Task input -
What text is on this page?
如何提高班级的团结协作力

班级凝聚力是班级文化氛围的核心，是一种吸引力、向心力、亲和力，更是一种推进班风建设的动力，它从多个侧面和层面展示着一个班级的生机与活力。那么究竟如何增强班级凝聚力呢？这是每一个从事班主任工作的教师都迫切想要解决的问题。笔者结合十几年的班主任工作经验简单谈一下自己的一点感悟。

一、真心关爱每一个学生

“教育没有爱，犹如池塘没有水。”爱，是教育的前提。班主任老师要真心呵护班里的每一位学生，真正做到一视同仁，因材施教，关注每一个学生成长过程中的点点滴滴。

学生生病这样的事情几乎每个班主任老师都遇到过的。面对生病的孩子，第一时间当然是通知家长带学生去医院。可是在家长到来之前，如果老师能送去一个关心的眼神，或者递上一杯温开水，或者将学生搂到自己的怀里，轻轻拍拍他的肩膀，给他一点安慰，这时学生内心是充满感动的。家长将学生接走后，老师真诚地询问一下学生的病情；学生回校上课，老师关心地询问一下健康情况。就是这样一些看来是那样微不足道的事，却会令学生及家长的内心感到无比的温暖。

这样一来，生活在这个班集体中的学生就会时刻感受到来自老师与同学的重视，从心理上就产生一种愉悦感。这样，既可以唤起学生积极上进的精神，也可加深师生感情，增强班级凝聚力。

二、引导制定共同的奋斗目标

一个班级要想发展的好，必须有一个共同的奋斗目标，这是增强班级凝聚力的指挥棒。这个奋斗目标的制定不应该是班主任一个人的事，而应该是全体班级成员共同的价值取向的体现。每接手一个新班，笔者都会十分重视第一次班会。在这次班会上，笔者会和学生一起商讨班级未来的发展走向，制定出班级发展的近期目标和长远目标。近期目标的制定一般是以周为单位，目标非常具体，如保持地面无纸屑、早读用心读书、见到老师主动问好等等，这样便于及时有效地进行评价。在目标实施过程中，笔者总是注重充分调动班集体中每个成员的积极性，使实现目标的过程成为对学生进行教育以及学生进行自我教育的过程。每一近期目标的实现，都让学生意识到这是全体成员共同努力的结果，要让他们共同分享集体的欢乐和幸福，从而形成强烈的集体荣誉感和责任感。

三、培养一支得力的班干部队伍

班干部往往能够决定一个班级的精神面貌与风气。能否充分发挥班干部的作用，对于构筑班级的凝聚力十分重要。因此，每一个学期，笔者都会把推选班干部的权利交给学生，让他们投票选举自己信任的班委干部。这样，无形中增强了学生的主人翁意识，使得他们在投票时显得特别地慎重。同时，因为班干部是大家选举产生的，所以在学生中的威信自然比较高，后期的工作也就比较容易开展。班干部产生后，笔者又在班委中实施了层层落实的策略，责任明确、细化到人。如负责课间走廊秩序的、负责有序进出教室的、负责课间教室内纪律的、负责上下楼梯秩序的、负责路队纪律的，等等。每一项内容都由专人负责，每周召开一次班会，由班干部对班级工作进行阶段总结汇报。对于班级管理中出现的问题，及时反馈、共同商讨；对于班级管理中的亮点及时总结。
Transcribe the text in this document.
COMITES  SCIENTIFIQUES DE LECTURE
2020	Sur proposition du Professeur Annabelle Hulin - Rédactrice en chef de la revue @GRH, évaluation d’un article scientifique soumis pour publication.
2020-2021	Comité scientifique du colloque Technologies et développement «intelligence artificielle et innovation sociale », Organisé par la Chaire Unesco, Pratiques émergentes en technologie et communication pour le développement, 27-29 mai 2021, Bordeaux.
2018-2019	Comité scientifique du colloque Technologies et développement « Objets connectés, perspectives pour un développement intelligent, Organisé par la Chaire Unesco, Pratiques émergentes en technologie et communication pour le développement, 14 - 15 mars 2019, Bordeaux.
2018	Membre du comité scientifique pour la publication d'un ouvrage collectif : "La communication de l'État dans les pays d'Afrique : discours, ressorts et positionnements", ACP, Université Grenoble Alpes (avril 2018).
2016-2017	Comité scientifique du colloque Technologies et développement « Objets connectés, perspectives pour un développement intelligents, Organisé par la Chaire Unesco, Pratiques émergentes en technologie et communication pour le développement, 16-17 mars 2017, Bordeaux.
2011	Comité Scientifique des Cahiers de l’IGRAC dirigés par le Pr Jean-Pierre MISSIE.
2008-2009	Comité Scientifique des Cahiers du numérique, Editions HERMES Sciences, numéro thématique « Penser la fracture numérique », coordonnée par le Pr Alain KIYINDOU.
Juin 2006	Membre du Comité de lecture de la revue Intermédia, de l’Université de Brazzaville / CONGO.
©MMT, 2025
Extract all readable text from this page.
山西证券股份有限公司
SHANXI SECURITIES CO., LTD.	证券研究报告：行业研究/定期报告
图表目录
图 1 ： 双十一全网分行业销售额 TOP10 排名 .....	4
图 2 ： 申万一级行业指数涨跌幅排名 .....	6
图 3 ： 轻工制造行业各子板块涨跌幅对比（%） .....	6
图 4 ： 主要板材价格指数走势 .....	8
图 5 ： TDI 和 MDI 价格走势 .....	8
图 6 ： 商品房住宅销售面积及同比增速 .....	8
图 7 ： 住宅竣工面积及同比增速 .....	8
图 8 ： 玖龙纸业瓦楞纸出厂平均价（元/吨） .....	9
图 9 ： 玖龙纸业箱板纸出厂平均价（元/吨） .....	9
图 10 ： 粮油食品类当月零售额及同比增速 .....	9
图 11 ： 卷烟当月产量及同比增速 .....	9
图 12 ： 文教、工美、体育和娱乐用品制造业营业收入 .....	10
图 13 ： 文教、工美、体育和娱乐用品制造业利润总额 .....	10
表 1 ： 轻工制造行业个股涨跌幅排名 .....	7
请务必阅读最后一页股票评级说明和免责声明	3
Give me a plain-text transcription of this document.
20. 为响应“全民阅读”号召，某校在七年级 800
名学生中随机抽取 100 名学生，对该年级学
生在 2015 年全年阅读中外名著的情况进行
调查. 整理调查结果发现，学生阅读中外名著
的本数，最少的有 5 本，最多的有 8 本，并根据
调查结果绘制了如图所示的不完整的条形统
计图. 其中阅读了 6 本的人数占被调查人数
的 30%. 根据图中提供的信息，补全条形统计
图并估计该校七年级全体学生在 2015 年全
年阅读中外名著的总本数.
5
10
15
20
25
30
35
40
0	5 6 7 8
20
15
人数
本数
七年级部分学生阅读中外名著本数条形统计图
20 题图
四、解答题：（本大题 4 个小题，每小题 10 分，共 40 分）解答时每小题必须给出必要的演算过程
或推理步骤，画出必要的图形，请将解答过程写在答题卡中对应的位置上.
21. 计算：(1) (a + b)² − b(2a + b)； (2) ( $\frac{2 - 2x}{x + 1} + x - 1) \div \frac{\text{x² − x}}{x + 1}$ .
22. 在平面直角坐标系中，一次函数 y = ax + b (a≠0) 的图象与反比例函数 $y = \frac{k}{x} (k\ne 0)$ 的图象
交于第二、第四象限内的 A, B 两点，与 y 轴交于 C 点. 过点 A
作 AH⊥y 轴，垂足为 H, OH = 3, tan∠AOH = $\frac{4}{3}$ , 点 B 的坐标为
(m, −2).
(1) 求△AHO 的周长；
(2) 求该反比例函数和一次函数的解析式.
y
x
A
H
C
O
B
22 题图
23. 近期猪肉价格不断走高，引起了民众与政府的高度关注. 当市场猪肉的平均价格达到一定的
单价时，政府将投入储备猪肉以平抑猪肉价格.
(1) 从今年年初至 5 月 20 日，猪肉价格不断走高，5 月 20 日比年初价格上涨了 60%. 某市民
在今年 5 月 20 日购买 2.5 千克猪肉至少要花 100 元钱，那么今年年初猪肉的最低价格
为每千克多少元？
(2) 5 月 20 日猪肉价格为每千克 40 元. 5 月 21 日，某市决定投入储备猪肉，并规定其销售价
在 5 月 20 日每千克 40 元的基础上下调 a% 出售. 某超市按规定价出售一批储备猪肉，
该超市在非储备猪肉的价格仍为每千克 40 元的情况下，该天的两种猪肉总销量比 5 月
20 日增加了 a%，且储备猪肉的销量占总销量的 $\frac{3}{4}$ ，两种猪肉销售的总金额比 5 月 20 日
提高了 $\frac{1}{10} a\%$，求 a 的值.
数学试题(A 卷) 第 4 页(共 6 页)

Goal of the exercise -
In the records above, how many lines hold the string "Université"? Reply with only the number.

Task solution -
2